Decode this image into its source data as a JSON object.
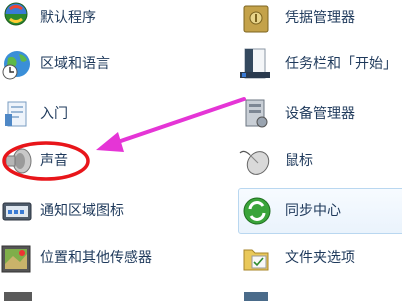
{
  "left_column": [
    {
      "label": "默认程序",
      "icon": "default-programs-icon"
    },
    {
      "label": "区域和语言",
      "icon": "region-language-icon"
    },
    {
      "label": "入门",
      "icon": "getting-started-icon"
    },
    {
      "label": "声音",
      "icon": "sound-icon"
    },
    {
      "label": "通知区域图标",
      "icon": "notification-area-icon"
    },
    {
      "label": "位置和其他传感器",
      "icon": "location-sensors-icon"
    }
  ],
  "right_column": [
    {
      "label": "凭据管理器",
      "icon": "credential-manager-icon"
    },
    {
      "label": "任务栏和「开始」",
      "icon": "taskbar-start-icon"
    },
    {
      "label": "设备管理器",
      "icon": "device-manager-icon"
    },
    {
      "label": "鼠标",
      "icon": "mouse-icon"
    },
    {
      "label": "同步中心",
      "icon": "sync-center-icon"
    },
    {
      "label": "文件夹选项",
      "icon": "folder-options-icon"
    }
  ],
  "annotation": {
    "highlight_color": "#e8151a",
    "arrow_color": "#e535d6",
    "highlighted_item": "声音"
  }
}
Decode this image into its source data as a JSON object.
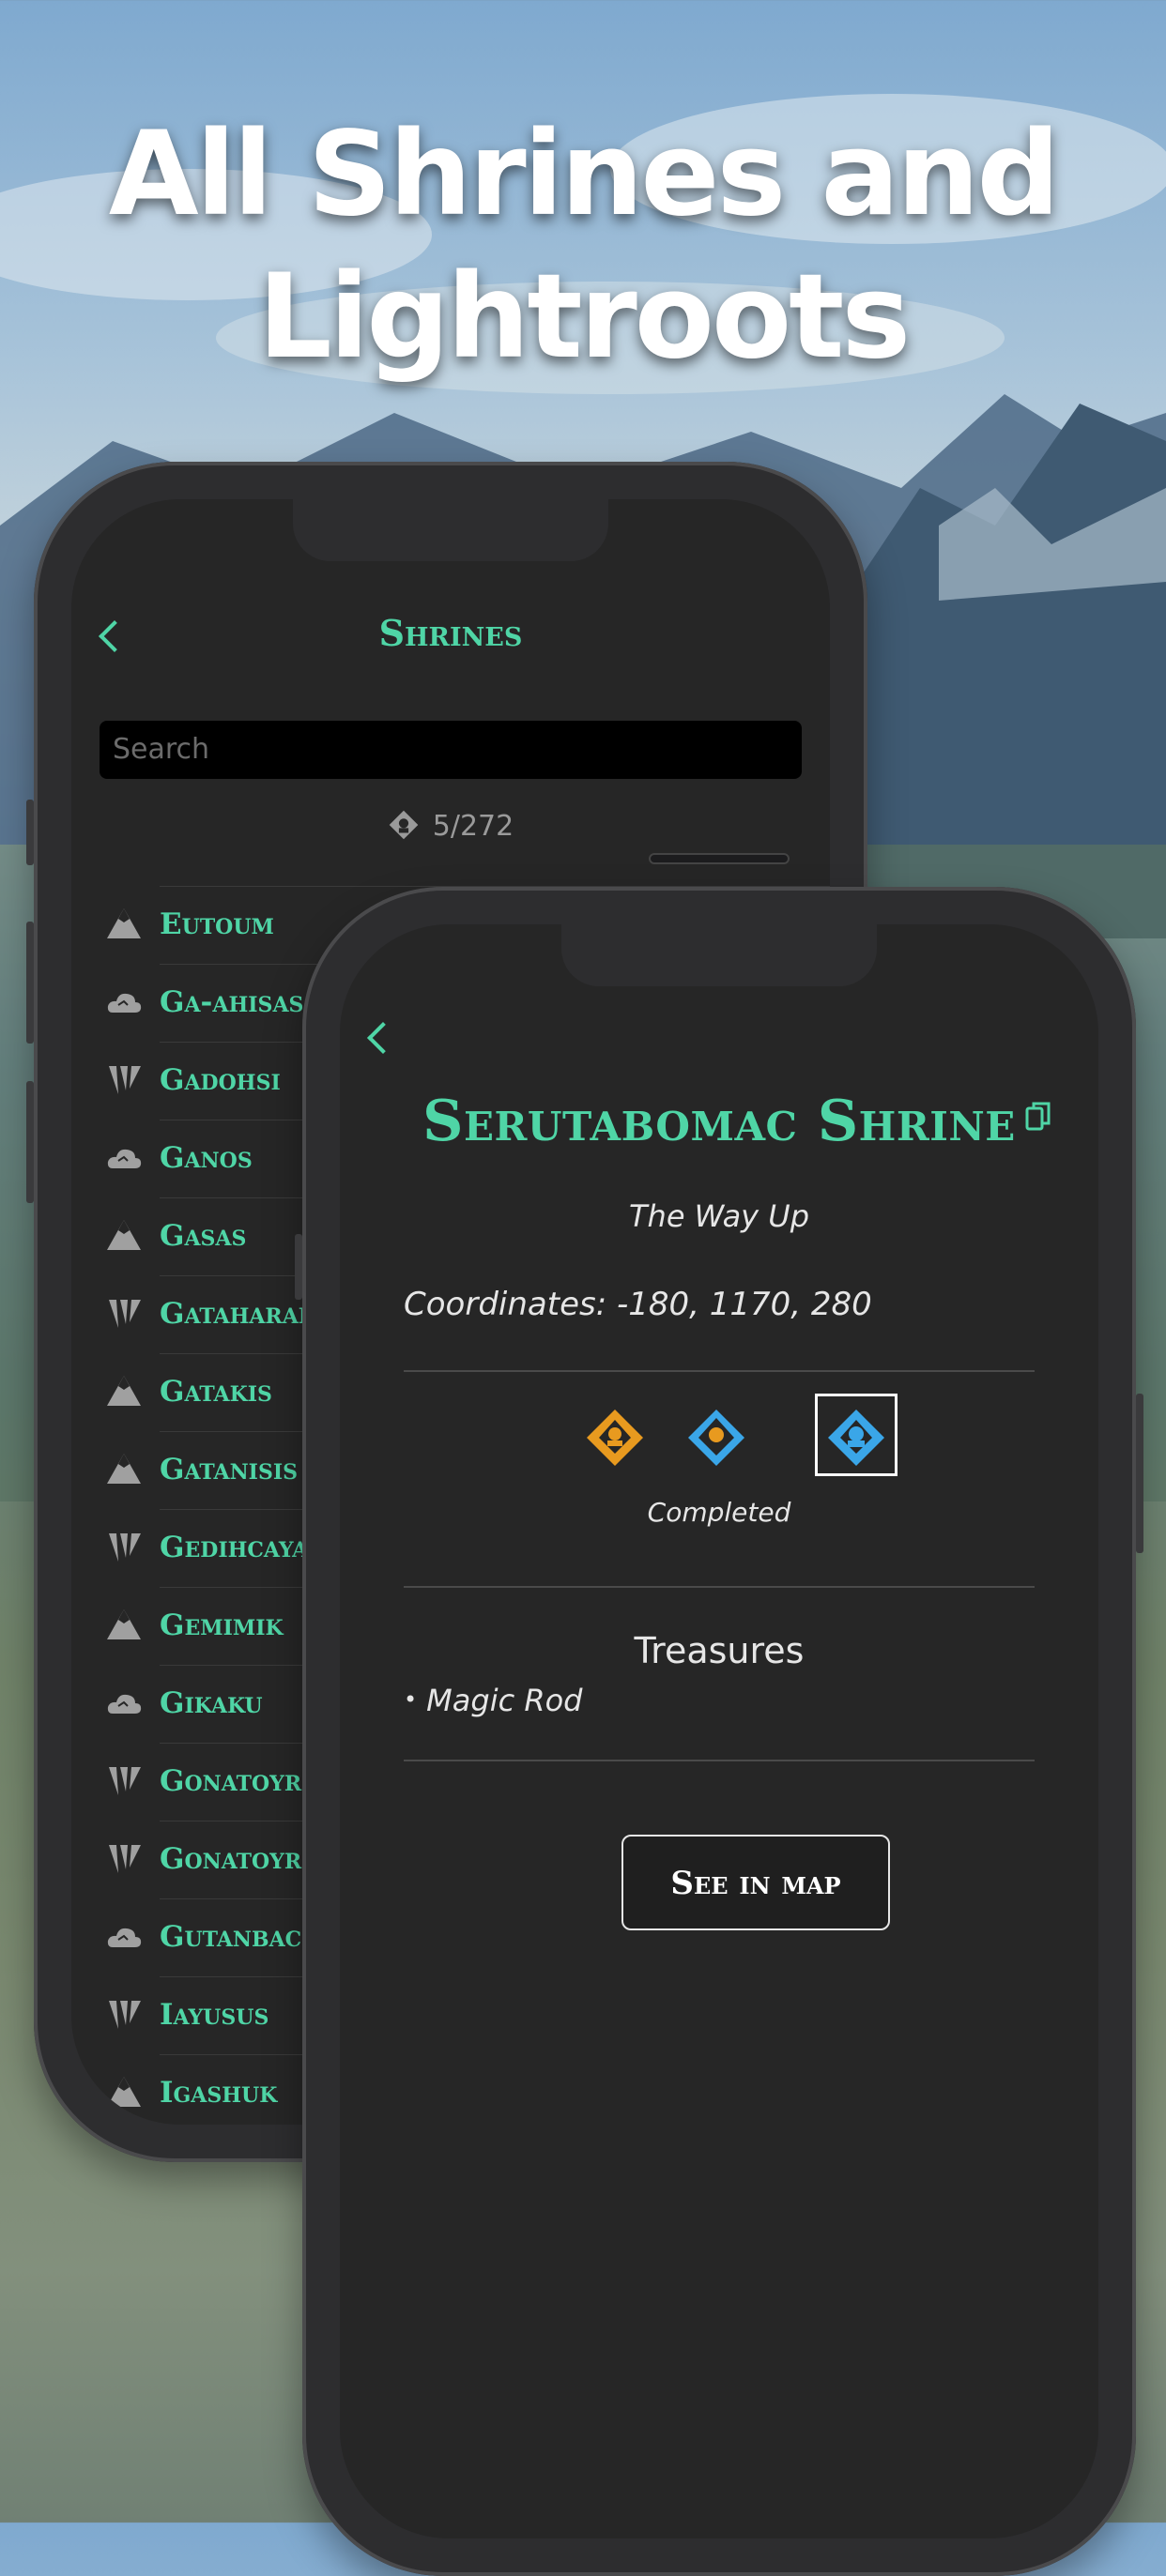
{
  "headline": {
    "line1": "All Shrines and",
    "line2": "Lightroots"
  },
  "back_screen": {
    "title": "Shrines",
    "search_placeholder": "Search",
    "counter": "5/272",
    "rows": [
      {
        "name": "Eutoum",
        "region_icon": "mountain-icon"
      },
      {
        "name": "Ga-ahisas",
        "region_icon": "cloud-icon"
      },
      {
        "name": "Gadohsi",
        "region_icon": "claw-icon"
      },
      {
        "name": "Ganos",
        "region_icon": "cloud-icon"
      },
      {
        "name": "Gasas",
        "region_icon": "mountain-icon"
      },
      {
        "name": "Gataharak",
        "region_icon": "claw-icon"
      },
      {
        "name": "Gatakis",
        "region_icon": "mountain-icon"
      },
      {
        "name": "Gatanisis",
        "region_icon": "mountain-icon"
      },
      {
        "name": "Gedihcayan",
        "region_icon": "claw-icon"
      },
      {
        "name": "Gemimik",
        "region_icon": "mountain-icon"
      },
      {
        "name": "Gikaku",
        "region_icon": "cloud-icon"
      },
      {
        "name": "Gonatoyrin",
        "region_icon": "claw-icon"
      },
      {
        "name": "Gonatoyro",
        "region_icon": "claw-icon"
      },
      {
        "name": "Gutanbac",
        "region_icon": "cloud-icon"
      },
      {
        "name": "Iayusus",
        "region_icon": "claw-icon"
      },
      {
        "name": "Igashuk",
        "region_icon": "mountain-icon"
      }
    ]
  },
  "detail": {
    "title": "Serutabomac Shrine",
    "subtitle": "The Way Up",
    "coordinates": "Coordinates: -180, 1170, 280",
    "status_label": "Completed",
    "treasures_heading": "Treasures",
    "treasures": [
      "Magic Rod"
    ],
    "map_button": "See in map"
  },
  "colors": {
    "accent": "#4fd5a6",
    "shrine_orange": "#e89a1f",
    "shrine_blue": "#3aa6e8",
    "screen_bg": "#262626"
  }
}
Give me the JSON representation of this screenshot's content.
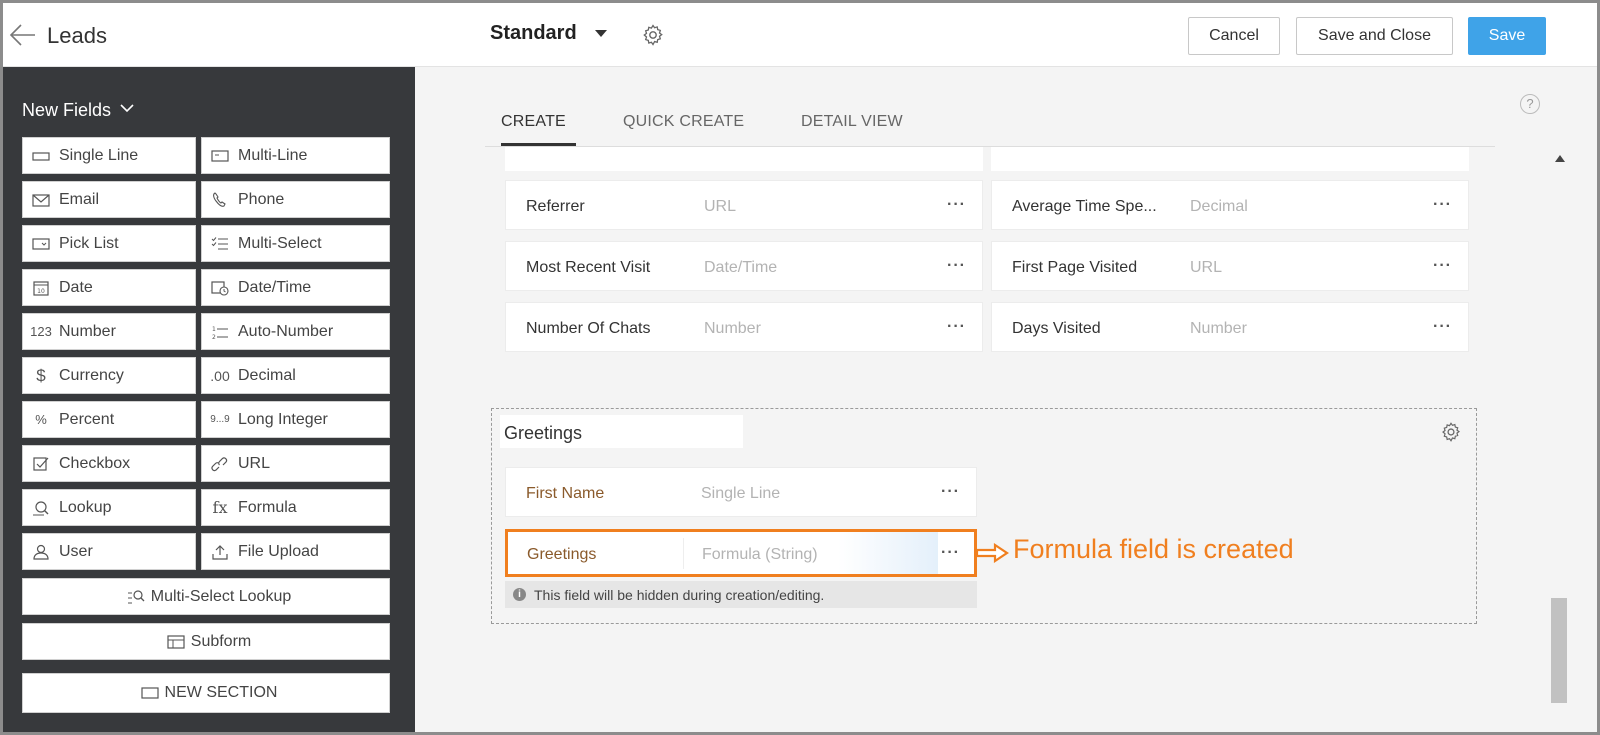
{
  "topbar": {
    "module_title": "Leads",
    "layout_name": "Standard",
    "cancel_label": "Cancel",
    "save_close_label": "Save and Close",
    "save_label": "Save",
    "accent_color": "#3fa3e8"
  },
  "sidebar": {
    "heading": "New Fields",
    "fields": [
      {
        "label": "Single Line",
        "icon": "single-line-icon"
      },
      {
        "label": "Multi-Line",
        "icon": "multi-line-icon"
      },
      {
        "label": "Email",
        "icon": "email-icon"
      },
      {
        "label": "Phone",
        "icon": "phone-icon"
      },
      {
        "label": "Pick List",
        "icon": "picklist-icon"
      },
      {
        "label": "Multi-Select",
        "icon": "multi-select-icon"
      },
      {
        "label": "Date",
        "icon": "date-icon"
      },
      {
        "label": "Date/Time",
        "icon": "datetime-icon"
      },
      {
        "label": "Number",
        "icon_text": "123"
      },
      {
        "label": "Auto-Number",
        "icon": "auto-number-icon"
      },
      {
        "label": "Currency",
        "icon_text": "$"
      },
      {
        "label": "Decimal",
        "icon_text": ".00"
      },
      {
        "label": "Percent",
        "icon_text": "%"
      },
      {
        "label": "Long Integer",
        "icon_text": "9...9"
      },
      {
        "label": "Checkbox",
        "icon": "checkbox-icon"
      },
      {
        "label": "URL",
        "icon": "url-icon"
      },
      {
        "label": "Lookup",
        "icon": "lookup-icon"
      },
      {
        "label": "Formula",
        "icon_text": "fx"
      },
      {
        "label": "User",
        "icon": "user-icon"
      },
      {
        "label": "File Upload",
        "icon": "file-upload-icon"
      }
    ],
    "multi_select_lookup": "Multi-Select Lookup",
    "subform": "Subform",
    "new_section": "NEW SECTION"
  },
  "tabs": [
    {
      "label": "CREATE",
      "active": true
    },
    {
      "label": "QUICK CREATE",
      "active": false
    },
    {
      "label": "DETAIL VIEW",
      "active": false
    }
  ],
  "visitor_fields": [
    {
      "label": "Referrer",
      "type": "URL"
    },
    {
      "label": "Average Time Spe...",
      "type": "Decimal"
    },
    {
      "label": "Most Recent Visit",
      "type": "Date/Time"
    },
    {
      "label": "First Page Visited",
      "type": "URL"
    },
    {
      "label": "Number Of Chats",
      "type": "Number"
    },
    {
      "label": "Days Visited",
      "type": "Number"
    }
  ],
  "greetings_section": {
    "title": "Greetings",
    "fields": [
      {
        "label": "First Name",
        "type": "Single Line"
      },
      {
        "label": "Greetings",
        "type": "Formula (String)"
      }
    ],
    "hint": "This field will be hidden during creation/editing."
  },
  "annotation": {
    "text": "Formula field is created",
    "color": "#f07f1f"
  }
}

▶ Short task
Print the records above exactly as they stand, but leave out the pictures.

▶ Response
Decode this image into its source data as a JSON object.
{
  "left_column": [
    {
      "label": "默认程序",
      "icon": "default-programs-icon"
    },
    {
      "label": "区域和语言",
      "icon": "region-language-icon"
    },
    {
      "label": "入门",
      "icon": "getting-started-icon"
    },
    {
      "label": "声音",
      "icon": "sound-icon"
    },
    {
      "label": "通知区域图标",
      "icon": "notification-area-icon"
    },
    {
      "label": "位置和其他传感器",
      "icon": "location-sensors-icon"
    }
  ],
  "right_column": [
    {
      "label": "凭据管理器",
      "icon": "credential-manager-icon"
    },
    {
      "label": "任务栏和「开始」",
      "icon": "taskbar-start-icon"
    },
    {
      "label": "设备管理器",
      "icon": "device-manager-icon"
    },
    {
      "label": "鼠标",
      "icon": "mouse-icon"
    },
    {
      "label": "同步中心",
      "icon": "sync-center-icon"
    },
    {
      "label": "文件夹选项",
      "icon": "folder-options-icon"
    }
  ],
  "annotation": {
    "highlight_color": "#e8151a",
    "arrow_color": "#e535d6",
    "highlighted_item": "声音"
  }
}
Decode this image into its source data as a JSON object.
{
  "headline": {
    "line1": "All Shrines and",
    "line2": "Lightroots"
  },
  "back_screen": {
    "title": "Shrines",
    "search_placeholder": "Search",
    "counter": "5/272",
    "rows": [
      {
        "name": "Eutoum",
        "region_icon": "mountain-icon"
      },
      {
        "name": "Ga-ahisas",
        "region_icon": "cloud-icon"
      },
      {
        "name": "Gadohsi",
        "region_icon": "claw-icon"
      },
      {
        "name": "Ganos",
        "region_icon": "cloud-icon"
      },
      {
        "name": "Gasas",
        "region_icon": "mountain-icon"
      },
      {
        "name": "Gataharak",
        "region_icon": "claw-icon"
      },
      {
        "name": "Gatakis",
        "region_icon": "mountain-icon"
      },
      {
        "name": "Gatanisis",
        "region_icon": "mountain-icon"
      },
      {
        "name": "Gedihcayan",
        "region_icon": "claw-icon"
      },
      {
        "name": "Gemimik",
        "region_icon": "mountain-icon"
      },
      {
        "name": "Gikaku",
        "region_icon": "cloud-icon"
      },
      {
        "name": "Gonatoyrin",
        "region_icon": "claw-icon"
      },
      {
        "name": "Gonatoyro",
        "region_icon": "claw-icon"
      },
      {
        "name": "Gutanbac",
        "region_icon": "cloud-icon"
      },
      {
        "name": "Iayusus",
        "region_icon": "claw-icon"
      },
      {
        "name": "Igashuk",
        "region_icon": "mountain-icon"
      }
    ]
  },
  "detail": {
    "title": "Serutabomac Shrine",
    "subtitle": "The Way Up",
    "coordinates": "Coordinates: -180, 1170, 280",
    "status_label": "Completed",
    "treasures_heading": "Treasures",
    "treasures": [
      "Magic Rod"
    ],
    "map_button": "See in map"
  },
  "colors": {
    "accent": "#4fd5a6",
    "shrine_orange": "#e89a1f",
    "shrine_blue": "#3aa6e8",
    "screen_bg": "#262626"
  }
}
Give me the JSON representation of this screenshot's content.
{
  "topbar": {
    "module_title": "Leads",
    "layout_name": "Standard",
    "cancel_label": "Cancel",
    "save_close_label": "Save and Close",
    "save_label": "Save",
    "accent_color": "#3fa3e8"
  },
  "sidebar": {
    "heading": "New Fields",
    "fields": [
      {
        "label": "Single Line",
        "icon": "single-line-icon"
      },
      {
        "label": "Multi-Line",
        "icon": "multi-line-icon"
      },
      {
        "label": "Email",
        "icon": "email-icon"
      },
      {
        "label": "Phone",
        "icon": "phone-icon"
      },
      {
        "label": "Pick List",
        "icon": "picklist-icon"
      },
      {
        "label": "Multi-Select",
        "icon": "multi-select-icon"
      },
      {
        "label": "Date",
        "icon": "date-icon"
      },
      {
        "label": "Date/Time",
        "icon": "datetime-icon"
      },
      {
        "label": "Number",
        "icon_text": "123"
      },
      {
        "label": "Auto-Number",
        "icon": "auto-number-icon"
      },
      {
        "label": "Currency",
        "icon_text": "$"
      },
      {
        "label": "Decimal",
        "icon_text": ".00"
      },
      {
        "label": "Percent",
        "icon_text": "%"
      },
      {
        "label": "Long Integer",
        "icon_text": "9...9"
      },
      {
        "label": "Checkbox",
        "icon": "checkbox-icon"
      },
      {
        "label": "URL",
        "icon": "url-icon"
      },
      {
        "label": "Lookup",
        "icon": "lookup-icon"
      },
      {
        "label": "Formula",
        "icon_text": "fx"
      },
      {
        "label": "User",
        "icon": "user-icon"
      },
      {
        "label": "File Upload",
        "icon": "file-upload-icon"
      }
    ],
    "multi_select_lookup": "Multi-Select Lookup",
    "subform": "Subform",
    "new_section": "NEW SECTION"
  },
  "tabs": [
    {
      "label": "CREATE",
      "active": true
    },
    {
      "label": "QUICK CREATE",
      "active": false
    },
    {
      "label": "DETAIL VIEW",
      "active": false
    }
  ],
  "visitor_fields": [
    {
      "label": "Referrer",
      "type": "URL"
    },
    {
      "label": "Average Time Spe...",
      "type": "Decimal"
    },
    {
      "label": "Most Recent Visit",
      "type": "Date/Time"
    },
    {
      "label": "First Page Visited",
      "type": "URL"
    },
    {
      "label": "Number Of Chats",
      "type": "Number"
    },
    {
      "label": "Days Visited",
      "type": "Number"
    }
  ],
  "greetings_section": {
    "title": "Greetings",
    "fields": [
      {
        "label": "First Name",
        "type": "Single Line"
      },
      {
        "label": "Greetings",
        "type": "Formula (String)"
      }
    ],
    "hint": "This field will be hidden during creation/editing."
  },
  "annotation": {
    "text": "Formula field is created",
    "color": "#f07f1f"
  }
}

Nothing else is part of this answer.